--- START ---
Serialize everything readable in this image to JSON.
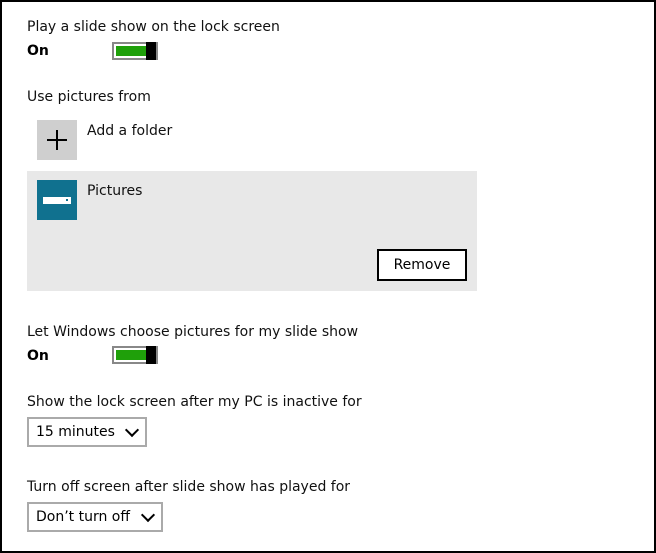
{
  "slideshow": {
    "title": "Play a slide show on the lock screen",
    "state": "On"
  },
  "pictures": {
    "heading": "Use pictures from",
    "add_folder_label": "Add a folder",
    "folder_name": "Pictures",
    "remove_label": "Remove"
  },
  "windows_choose": {
    "title": "Let Windows choose pictures for my slide show",
    "state": "On"
  },
  "inactive": {
    "title": "Show the lock screen after my PC is inactive for",
    "value": "15 minutes"
  },
  "turn_off": {
    "title": "Turn off screen after slide show has played for",
    "value": "Don’t turn off"
  },
  "colors": {
    "toggle_on": "#1fa00a",
    "folder_tile": "#10718f",
    "selected_row": "#e8e8e8"
  }
}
--- END ---
■ **Work to do**:
Gather up the lines containing the word "screen" from these records and copy them.

■ **Output of the task**:
    "title": "Play a slide show on the lock screen",
    "title": "Show the lock screen after my PC is inactive for",
    "title": "Turn off screen after slide show has played for",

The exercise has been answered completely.